Below are the records. List every line holding the word "环保教育".

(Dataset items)

☆ ☆ ☆ ☆ ☆ ☆ ☆

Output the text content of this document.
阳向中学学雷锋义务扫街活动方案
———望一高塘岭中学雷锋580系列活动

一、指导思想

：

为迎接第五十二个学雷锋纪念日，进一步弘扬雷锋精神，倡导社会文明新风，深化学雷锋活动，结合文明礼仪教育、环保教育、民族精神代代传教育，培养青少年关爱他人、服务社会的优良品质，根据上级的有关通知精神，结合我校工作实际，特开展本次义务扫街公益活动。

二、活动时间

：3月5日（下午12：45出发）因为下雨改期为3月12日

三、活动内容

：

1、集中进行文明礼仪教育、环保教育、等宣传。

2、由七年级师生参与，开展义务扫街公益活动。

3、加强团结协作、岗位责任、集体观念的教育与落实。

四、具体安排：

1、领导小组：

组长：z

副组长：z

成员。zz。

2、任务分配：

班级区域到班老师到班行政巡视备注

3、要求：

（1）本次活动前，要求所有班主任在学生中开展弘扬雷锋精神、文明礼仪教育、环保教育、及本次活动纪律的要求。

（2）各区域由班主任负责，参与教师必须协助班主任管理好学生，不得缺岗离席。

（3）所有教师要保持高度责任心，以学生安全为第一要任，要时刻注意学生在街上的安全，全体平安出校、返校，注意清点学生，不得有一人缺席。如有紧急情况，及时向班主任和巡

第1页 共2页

☆ ☆ ☆ ☆ ☆ ☆ ☆

Finished exercise ::
为迎接第五十二个学雷锋纪念日，进一步弘扬雷锋精神，倡导社会文明新风，深化学雷锋活动，结合文明礼仪教育、环保教育、民族精神代代传教育，培养青少年关爱他人、服务社会的优良品质，根据上级的有关通知精神，结合我校工作实际，特开展本次义务扫街公益活动。
1、集中进行文明礼仪教育、环保教育、等宣传。
（1）本次活动前，要求所有班主任在学生中开展弘扬雷锋精神、文明礼仪教育、环保教育、及本次活动纪律的要求。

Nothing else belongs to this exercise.